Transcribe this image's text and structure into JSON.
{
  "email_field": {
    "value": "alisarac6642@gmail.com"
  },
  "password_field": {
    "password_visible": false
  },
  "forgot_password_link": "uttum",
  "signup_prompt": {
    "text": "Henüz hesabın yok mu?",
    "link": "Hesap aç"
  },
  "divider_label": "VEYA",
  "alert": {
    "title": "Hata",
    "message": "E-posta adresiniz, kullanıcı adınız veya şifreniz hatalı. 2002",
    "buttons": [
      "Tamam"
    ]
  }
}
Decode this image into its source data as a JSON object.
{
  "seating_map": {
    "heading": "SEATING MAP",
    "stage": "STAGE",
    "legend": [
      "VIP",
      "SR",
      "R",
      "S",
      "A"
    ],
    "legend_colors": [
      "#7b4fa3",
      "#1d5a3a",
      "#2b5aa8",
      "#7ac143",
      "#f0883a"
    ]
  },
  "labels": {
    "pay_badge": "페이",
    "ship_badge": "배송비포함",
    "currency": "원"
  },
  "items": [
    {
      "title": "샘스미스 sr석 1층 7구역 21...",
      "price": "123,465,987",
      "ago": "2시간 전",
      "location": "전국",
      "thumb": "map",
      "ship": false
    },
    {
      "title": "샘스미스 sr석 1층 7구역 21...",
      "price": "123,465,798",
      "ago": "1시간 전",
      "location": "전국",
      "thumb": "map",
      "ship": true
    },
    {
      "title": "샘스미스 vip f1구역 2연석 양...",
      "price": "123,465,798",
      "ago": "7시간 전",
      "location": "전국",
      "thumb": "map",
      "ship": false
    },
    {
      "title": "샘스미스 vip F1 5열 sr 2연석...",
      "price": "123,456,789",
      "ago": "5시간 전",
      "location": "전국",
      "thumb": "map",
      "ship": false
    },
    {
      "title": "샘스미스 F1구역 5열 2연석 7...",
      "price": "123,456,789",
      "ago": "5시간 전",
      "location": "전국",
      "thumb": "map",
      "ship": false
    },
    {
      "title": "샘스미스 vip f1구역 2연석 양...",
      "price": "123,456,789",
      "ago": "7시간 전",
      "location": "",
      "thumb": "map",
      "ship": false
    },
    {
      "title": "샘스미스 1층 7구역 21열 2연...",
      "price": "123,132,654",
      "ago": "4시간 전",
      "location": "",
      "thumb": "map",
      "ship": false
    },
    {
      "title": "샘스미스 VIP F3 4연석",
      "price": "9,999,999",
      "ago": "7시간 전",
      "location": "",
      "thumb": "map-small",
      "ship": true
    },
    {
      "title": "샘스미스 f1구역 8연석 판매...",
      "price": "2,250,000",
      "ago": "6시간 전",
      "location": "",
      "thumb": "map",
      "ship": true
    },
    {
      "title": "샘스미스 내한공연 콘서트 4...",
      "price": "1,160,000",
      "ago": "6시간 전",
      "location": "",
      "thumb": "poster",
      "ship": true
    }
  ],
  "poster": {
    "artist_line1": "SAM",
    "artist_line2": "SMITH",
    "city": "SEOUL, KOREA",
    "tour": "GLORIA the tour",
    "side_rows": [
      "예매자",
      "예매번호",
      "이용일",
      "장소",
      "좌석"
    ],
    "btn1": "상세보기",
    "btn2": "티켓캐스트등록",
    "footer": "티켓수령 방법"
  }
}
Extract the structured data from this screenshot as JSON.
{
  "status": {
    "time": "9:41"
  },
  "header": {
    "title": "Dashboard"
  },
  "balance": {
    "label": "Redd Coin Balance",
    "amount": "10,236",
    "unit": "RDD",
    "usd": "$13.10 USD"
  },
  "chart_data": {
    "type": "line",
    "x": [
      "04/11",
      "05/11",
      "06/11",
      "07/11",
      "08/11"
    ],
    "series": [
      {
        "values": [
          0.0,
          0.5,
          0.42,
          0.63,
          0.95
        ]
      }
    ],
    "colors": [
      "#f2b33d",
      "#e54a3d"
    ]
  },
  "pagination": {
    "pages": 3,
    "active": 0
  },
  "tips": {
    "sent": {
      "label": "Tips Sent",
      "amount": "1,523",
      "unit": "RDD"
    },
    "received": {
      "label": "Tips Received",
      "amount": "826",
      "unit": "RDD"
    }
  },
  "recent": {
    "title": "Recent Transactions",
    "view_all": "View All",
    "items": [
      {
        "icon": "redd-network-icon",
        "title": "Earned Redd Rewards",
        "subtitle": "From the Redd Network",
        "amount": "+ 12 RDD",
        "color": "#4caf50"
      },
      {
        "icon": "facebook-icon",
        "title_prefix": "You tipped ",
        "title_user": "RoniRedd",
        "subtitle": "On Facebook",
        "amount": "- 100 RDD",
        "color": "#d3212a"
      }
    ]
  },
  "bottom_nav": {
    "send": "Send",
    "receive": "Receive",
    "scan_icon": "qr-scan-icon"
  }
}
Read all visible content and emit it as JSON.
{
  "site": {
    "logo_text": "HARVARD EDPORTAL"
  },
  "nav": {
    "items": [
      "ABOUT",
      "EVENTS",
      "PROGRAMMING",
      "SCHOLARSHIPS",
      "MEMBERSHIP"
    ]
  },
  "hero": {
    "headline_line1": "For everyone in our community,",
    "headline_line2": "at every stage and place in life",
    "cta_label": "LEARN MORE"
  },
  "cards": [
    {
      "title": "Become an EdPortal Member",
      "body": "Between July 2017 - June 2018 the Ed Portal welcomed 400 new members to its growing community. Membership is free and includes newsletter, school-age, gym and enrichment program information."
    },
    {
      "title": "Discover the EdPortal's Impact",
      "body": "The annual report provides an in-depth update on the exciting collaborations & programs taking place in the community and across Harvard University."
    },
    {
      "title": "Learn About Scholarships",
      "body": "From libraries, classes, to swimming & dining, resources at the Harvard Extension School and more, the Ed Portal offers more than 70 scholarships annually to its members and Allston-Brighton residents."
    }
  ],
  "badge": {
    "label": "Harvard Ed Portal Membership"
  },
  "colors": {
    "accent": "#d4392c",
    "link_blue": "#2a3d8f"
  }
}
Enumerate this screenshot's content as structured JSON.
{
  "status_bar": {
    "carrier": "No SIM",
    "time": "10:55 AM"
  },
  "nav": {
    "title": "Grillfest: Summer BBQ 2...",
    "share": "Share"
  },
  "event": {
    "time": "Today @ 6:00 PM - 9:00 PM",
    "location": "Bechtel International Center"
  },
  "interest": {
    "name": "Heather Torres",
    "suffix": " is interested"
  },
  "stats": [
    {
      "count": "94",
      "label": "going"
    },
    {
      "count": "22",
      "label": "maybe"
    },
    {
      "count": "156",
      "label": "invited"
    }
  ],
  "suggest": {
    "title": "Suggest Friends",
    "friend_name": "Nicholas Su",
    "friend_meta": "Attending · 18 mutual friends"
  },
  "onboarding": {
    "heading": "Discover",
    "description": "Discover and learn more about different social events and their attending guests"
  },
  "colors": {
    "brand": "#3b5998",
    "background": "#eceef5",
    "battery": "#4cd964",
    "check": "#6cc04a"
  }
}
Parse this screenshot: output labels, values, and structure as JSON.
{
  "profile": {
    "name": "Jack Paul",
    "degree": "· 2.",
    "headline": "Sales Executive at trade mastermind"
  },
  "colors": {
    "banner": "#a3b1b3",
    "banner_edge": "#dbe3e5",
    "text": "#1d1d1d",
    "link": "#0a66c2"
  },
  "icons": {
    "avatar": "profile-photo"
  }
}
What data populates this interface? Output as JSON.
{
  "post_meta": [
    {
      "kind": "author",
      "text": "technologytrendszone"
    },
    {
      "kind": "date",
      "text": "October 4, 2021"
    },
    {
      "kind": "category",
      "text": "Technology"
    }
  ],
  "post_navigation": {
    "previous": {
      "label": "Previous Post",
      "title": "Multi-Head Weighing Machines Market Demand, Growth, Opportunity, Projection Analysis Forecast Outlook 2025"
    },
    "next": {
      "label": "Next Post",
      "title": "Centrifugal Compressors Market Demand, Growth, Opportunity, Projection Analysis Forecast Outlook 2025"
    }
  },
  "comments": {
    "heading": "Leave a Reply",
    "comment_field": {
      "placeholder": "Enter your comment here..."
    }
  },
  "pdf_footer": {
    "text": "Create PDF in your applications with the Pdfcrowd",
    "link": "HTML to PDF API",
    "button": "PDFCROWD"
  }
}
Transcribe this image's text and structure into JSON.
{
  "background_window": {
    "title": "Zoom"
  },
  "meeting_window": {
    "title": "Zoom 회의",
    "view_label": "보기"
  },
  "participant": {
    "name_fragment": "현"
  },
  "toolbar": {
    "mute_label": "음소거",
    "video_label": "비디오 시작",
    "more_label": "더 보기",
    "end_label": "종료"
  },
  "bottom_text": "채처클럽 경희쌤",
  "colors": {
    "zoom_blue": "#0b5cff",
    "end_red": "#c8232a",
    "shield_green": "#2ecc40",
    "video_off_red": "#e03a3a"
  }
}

--- --- ---

> [Objective]:
From the listing above, return each line with the word "amount".

> [Reply]:
    "amount": "10,236",
      "amount": "1,523",
      "amount": "826",
        "amount": "+ 12 RDD",
        "amount": "- 100 RDD",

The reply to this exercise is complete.